TASK REQUIREMENTS: Would you return all of this data exactly, leaving nothing out?

(Data entries)
[Start]

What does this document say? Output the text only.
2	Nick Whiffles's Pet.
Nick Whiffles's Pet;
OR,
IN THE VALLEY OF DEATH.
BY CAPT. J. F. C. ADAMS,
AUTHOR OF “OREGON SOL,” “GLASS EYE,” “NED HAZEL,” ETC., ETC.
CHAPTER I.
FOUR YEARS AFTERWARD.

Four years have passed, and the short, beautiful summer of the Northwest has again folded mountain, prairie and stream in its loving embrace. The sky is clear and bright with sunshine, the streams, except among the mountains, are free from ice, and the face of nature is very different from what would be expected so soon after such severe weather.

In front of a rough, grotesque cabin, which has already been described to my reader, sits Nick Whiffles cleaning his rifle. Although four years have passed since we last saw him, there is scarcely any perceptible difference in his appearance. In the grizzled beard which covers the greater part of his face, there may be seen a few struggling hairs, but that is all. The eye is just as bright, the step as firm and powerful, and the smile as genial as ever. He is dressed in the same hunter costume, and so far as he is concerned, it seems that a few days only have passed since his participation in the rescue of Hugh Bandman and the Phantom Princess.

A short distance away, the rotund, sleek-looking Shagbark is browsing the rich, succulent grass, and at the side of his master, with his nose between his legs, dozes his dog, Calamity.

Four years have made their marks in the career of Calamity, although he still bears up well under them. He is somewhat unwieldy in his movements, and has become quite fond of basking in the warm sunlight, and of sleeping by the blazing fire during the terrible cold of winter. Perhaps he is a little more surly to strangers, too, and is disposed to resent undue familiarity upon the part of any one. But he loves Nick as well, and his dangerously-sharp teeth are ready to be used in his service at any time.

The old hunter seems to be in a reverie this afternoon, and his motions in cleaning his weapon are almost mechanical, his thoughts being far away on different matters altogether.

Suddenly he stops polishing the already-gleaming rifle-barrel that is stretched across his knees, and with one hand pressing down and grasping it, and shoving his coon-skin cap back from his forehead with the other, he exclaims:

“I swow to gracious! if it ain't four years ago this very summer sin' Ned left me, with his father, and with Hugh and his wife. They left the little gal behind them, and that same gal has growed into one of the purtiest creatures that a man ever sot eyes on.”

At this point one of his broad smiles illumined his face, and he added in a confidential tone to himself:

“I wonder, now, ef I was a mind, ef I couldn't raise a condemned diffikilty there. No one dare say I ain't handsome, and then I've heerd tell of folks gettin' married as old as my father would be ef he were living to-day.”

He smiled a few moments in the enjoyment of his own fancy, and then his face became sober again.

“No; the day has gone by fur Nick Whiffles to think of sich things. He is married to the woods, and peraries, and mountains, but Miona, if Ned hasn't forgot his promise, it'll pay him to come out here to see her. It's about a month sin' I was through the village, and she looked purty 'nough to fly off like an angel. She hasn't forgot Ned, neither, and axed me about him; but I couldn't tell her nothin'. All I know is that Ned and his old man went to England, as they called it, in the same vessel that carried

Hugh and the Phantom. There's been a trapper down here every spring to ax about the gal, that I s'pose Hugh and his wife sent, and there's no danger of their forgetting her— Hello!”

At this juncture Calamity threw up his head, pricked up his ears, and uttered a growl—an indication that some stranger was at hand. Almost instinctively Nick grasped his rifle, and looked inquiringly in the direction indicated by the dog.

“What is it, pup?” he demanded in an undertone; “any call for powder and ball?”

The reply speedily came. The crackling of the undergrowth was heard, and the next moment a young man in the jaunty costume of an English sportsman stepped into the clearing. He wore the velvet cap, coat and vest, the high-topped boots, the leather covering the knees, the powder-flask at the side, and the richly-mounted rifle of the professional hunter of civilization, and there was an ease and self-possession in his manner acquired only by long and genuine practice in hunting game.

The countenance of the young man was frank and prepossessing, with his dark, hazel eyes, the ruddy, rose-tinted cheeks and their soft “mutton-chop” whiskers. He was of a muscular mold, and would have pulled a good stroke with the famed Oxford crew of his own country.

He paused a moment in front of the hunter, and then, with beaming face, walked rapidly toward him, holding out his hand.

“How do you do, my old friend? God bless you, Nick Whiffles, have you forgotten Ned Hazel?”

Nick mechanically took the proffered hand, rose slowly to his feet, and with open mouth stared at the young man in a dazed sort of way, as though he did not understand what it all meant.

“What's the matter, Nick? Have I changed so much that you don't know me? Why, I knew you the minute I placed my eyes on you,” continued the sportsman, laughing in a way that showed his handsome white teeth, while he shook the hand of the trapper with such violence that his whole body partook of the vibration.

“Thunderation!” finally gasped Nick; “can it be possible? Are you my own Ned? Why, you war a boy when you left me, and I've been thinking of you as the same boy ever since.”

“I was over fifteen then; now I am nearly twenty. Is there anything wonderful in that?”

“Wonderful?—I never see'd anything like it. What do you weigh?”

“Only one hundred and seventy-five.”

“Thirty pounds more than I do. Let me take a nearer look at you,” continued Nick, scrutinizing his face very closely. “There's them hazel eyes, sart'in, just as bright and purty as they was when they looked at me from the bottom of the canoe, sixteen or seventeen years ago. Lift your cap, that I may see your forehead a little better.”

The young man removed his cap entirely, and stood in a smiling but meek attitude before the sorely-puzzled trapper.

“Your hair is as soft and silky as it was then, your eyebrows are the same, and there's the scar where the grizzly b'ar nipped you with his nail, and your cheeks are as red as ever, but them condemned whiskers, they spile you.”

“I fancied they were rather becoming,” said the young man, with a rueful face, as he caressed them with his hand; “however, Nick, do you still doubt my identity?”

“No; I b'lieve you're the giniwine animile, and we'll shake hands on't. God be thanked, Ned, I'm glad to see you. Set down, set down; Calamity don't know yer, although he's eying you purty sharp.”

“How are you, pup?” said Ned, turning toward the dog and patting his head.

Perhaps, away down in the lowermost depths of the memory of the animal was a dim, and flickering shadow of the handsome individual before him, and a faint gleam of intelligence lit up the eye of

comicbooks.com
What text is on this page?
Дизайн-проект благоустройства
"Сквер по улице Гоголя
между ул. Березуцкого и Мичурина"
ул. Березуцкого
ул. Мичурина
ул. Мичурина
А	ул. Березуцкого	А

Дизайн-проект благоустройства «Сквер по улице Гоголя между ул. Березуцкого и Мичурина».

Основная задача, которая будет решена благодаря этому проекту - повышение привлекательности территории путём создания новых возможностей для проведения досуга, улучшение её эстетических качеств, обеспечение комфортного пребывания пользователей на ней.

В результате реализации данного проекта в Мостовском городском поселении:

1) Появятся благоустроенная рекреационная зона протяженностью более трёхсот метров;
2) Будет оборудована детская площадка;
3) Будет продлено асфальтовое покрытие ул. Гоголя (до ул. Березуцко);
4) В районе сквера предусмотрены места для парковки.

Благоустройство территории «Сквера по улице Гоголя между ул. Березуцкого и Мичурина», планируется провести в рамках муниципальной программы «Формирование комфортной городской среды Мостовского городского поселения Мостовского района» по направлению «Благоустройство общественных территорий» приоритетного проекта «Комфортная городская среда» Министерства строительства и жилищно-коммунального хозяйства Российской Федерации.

[End]

OUTPUT BELOW:
What does this document say? Output the text only.
2	Nick Whiffles's Pet.
Nick Whiffles's Pet;
OR,
IN THE VALLEY OF DEATH.
BY CAPT. J. F. C. ADAMS,
AUTHOR OF “OREGON SOL,” “GLASS EYE,” “NED HAZEL,” ETC., ETC.
CHAPTER I.
FOUR YEARS AFTERWARD.

Four years have passed, and the short, beautiful summer of the Northwest has again folded mountain, prairie and stream in its loving embrace. The sky is clear and bright with sunshine, the streams, except among the mountains, are free from ice, and the face of nature is very different from what would be expected so soon after such severe weather.

In front of a rough, grotesque cabin, which has already been described to my reader, sits Nick Whiffles cleaning his rifle. Although four years have passed since we last saw him, there is scarcely any perceptible difference in his appearance. In the grizzled beard which covers the greater part of his face, there may be seen a few struggling hairs, but that is all. The eye is just as bright, the step as firm and powerful, and the smile as genial as ever. He is dressed in the same hunter costume, and so far as he is concerned, it seems that a few days only have passed since his participation in the rescue of Hugh Bandman and the Phantom Princess.

A short distance away, the rotund, sleek-looking Shagbark is browsing the rich, succulent grass, and at the side of his master, with his nose between his legs, dozes his dog, Calamity.

Four years have made their marks in the career of Calamity, although he still bears up well under them. He is somewhat unwieldy in his movements, and has become quite fond of basking in the warm sunlight, and of sleeping by the blazing fire during the terrible cold of winter. Perhaps he is a little more surly to strangers, too, and is disposed to resent undue familiarity upon the part of any one. But he loves Nick as well, and his dangerously-sharp teeth are ready to be used in his service at any time.

The old hunter seems to be in a reverie this afternoon, and his motions in cleaning his weapon are almost mechanical, his thoughts being far away on different matters altogether.

Suddenly he stops polishing the already-gleaming rifle-barrel that is stretched across his knees, and with one hand pressing down and grasping it, and shoving his coon-skin cap back from his forehead with the other, he exclaims:

“I swow to gracious! if it ain't four years ago this very summer sin' Ned left me, with his father, and with Hugh and his wife. They left the little gal behind them, and that same gal has growed into one of the purtiest creatures that a man ever sot eyes on.”

At this point one of his broad smiles illumined his face, and he added in a confidential tone to himself:

“I wonder, now, ef I was a mind, ef I couldn't raise a condemned diffikilty there. No one dare say I ain't handsome, and then I've heerd tell of folks gettin' married as old as my father would be ef he were living to-day.”

He smiled a few moments in the enjoyment of his own fancy, and then his face became sober again.

“No; the day has gone by fur Nick Whiffles to think of sich things. He is married to the woods, and peraries, and mountains, but Miona, if Ned hasn't forgot his promise, it'll pay him to come out here to see her. It's about a month sin' I was through the village, and she looked purty 'nough to fly off like an angel. She hasn't forgot Ned, neither, and axed me about him; but I couldn't tell her nothin'. All I know is that Ned and his old man went to England, as they called it, in the same vessel that carried

Hugh and the Phantom. There's been a trapper down here every spring to ax about the gal, that I s'pose Hugh and his wife sent, and there's no danger of their forgetting her— Hello!”

At this juncture Calamity threw up his head, pricked up his ears, and uttered a growl—an indication that some stranger was at hand. Almost instinctively Nick grasped his rifle, and looked inquiringly in the direction indicated by the dog.

“What is it, pup?” he demanded in an undertone; “any call for powder and ball?”

The reply speedily came. The crackling of the undergrowth was heard, and the next moment a young man in the jaunty costume of an English sportsman stepped into the clearing. He wore the velvet cap, coat and vest, the high-topped boots, the leather covering the knees, the powder-flask at the side, and the richly-mounted rifle of the professional hunter of civilization, and there was an ease and self-possession in his manner acquired only by long and genuine practice in hunting game.

The countenance of the young man was frank and prepossessing, with his dark, hazel eyes, the ruddy, rose-tinted cheeks and their soft “mutton-chop” whiskers. He was of a muscular mold, and would have pulled a good stroke with the famed Oxford crew of his own country.

He paused a moment in front of the hunter, and then, with beaming face, walked rapidly toward him, holding out his hand.

“How do you do, my old friend? God bless you, Nick Whiffles, have you forgotten Ned Hazel?”

Nick mechanically took the proffered hand, rose slowly to his feet, and with open mouth stared at the young man in a dazed sort of way, as though he did not understand what it all meant.

“What's the matter, Nick? Have I changed so much that you don't know me? Why, I knew you the minute I placed my eyes on you,” continued the sportsman, laughing in a way that showed his handsome white teeth, while he shook the hand of the trapper with such violence that his whole body partook of the vibration.

“Thunderation!” finally gasped Nick; “can it be possible? Are you my own Ned? Why, you war a boy when you left me, and I've been thinking of you as the same boy ever since.”

“I was over fifteen then; now I am nearly twenty. Is there anything wonderful in that?”

“Wonderful?—I never see'd anything like it. What do you weigh?”

“Only one hundred and seventy-five.”

“Thirty pounds more than I do. Let me take a nearer look at you,” continued Nick, scrutinizing his face very closely. “There's them hazel eyes, sart'in, just as bright and purty as they was when they looked at me from the bottom of the canoe, sixteen or seventeen years ago. Lift your cap, that I may see your forehead a little better.”

The young man removed his cap entirely, and stood in a smiling but meek attitude before the sorely-puzzled trapper.

“Your hair is as soft and silky as it was then, your eyebrows are the same, and there's the scar where the grizzly b'ar nipped you with his nail, and your cheeks are as red as ever, but them condemned whiskers, they spile you.”

“I fancied they were rather becoming,” said the young man, with a rueful face, as he caressed them with his hand; “however, Nick, do you still doubt my identity?”

“No; I b'lieve you're the giniwine animile, and we'll shake hands on't. God be thanked, Ned, I'm glad to see you. Set down, set down; Calamity don't know yer, although he's eying you purty sharp.”

“How are you, pup?” said Ned, turning toward the dog and patting his head.

Perhaps, away down in the lowermost depths of the memory of the animal was a dim, and flickering shadow of the handsome individual before him, and a faint gleam of intelligence lit up the eye of

comicbooks.com
What text is on this page?
Дизайн-проект благоустройства
"Сквер по улице Гоголя
между ул. Березуцкого и Мичурина"
ул. Березуцкого
ул. Мичурина
ул. Мичурина
А	ул. Березуцкого	А

Дизайн-проект благоустройства «Сквер по улице Гоголя между ул. Березуцкого и Мичурина».

Основная задача, которая будет решена благодаря этому проекту - повышение привлекательности территории путём создания новых возможностей для проведения досуга, улучшение её эстетических качеств, обеспечение комфортного пребывания пользователей на ней.

В результате реализации данного проекта в Мостовском городском поселении:

1) Появятся благоустроенная рекреационная зона протяженностью более трёхсот метров;
2) Будет оборудована детская площадка;
3) Будет продлено асфальтовое покрытие ул. Гоголя (до ул. Березуцко);
4) В районе сквера предусмотрены места для парковки.

Благоустройство территории «Сквера по улице Гоголя между ул. Березуцкого и Мичурина», планируется провести в рамках муниципальной программы «Формирование комфортной городской среды Мостовского городского поселения Мостовского района» по направлению «Благоустройство общественных территорий» приоритетного проекта «Комфортная городская среда» Министерства строительства и жилищно-коммунального хозяйства Российской Федерации.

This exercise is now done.